- DIRECTION A
Return every line of the rows that contains the string "interactable". Case matters.

- PASSAGE TO READ
Cascade

Much of how to accomplish stylings with CSS depends on the context, so it is best to understand the priniciples of the language:

declaration
A line of CSS that includes a property and a value.
declaration block
A group of declarations inside curly braces that is preceded by a selector
ruleset | rule
Selector plus declaration block is a ruleset or rule. Rule is less common.
at-rule
Rules that begin with the @ symbol, like @import or @media.
/* ruleset */

selector {
  /* declaration block */
  property: value; /* declaration */
  property: value;

} 

/* Example */

body {
  color: black;
  font-family: Helvetica;
}

Cascade

Most of this is covered here: https://rjseymour66.github.io/docs/css/getting-started/#cascading-stylesheets

Cascade determines how conflicting rules are applied to HTML:

  • CSS is simple but can get complicated as the style sheet grows, so you want to write CSS rules in a predictable way:
  • CSS is added to elements depending on context: if class A exists, add B styles; if element X is a child of element Y, add Z styles.

- DIRECTION B
According to the CSS notes, what symbol do at-rules begin with?

- SOURCE MATERIAL
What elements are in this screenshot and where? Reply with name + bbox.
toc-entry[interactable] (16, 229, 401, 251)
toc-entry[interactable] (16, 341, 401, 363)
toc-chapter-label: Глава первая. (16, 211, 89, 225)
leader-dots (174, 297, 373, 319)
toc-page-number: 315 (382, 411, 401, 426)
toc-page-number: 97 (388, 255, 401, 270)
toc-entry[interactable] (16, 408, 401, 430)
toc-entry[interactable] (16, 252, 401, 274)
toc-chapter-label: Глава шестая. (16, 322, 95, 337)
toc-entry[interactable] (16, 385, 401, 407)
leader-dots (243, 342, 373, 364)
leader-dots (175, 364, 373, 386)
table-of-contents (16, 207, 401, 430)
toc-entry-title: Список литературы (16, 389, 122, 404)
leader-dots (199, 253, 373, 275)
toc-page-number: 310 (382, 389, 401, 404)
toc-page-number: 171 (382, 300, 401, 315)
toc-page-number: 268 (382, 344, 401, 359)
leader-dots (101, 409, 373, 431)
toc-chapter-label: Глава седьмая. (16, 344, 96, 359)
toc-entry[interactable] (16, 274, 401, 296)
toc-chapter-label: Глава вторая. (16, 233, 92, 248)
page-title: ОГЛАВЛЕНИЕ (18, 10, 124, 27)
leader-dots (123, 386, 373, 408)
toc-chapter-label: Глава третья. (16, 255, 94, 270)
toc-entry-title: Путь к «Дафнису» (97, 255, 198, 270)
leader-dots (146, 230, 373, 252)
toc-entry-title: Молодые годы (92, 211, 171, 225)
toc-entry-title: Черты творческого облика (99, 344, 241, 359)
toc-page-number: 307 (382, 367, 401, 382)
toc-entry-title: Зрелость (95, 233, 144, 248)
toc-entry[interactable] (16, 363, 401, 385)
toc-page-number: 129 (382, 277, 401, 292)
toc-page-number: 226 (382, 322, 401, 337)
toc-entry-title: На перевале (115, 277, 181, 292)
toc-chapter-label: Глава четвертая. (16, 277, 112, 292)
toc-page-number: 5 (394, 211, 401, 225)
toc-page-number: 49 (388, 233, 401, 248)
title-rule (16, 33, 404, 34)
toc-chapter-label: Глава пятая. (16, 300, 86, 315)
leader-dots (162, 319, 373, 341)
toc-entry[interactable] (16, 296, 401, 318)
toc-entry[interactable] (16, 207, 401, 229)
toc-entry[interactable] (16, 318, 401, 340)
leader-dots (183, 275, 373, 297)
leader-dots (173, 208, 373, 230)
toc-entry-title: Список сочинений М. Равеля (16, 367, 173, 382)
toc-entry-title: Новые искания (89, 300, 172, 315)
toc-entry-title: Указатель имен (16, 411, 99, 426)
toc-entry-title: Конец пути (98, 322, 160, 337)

- PROBLEM SOLUTION A
toc-entry[interactable] (16, 229, 401, 251)
toc-entry[interactable] (16, 341, 401, 363)
toc-entry[interactable] (16, 408, 401, 430)
toc-entry[interactable] (16, 252, 401, 274)
toc-entry[interactable] (16, 385, 401, 407)
toc-entry[interactable] (16, 274, 401, 296)
toc-entry[interactable] (16, 363, 401, 385)
toc-entry[interactable] (16, 296, 401, 318)
toc-entry[interactable] (16, 207, 401, 229)
toc-entry[interactable] (16, 318, 401, 340)

- PROBLEM SOLUTION B
The @ symbol.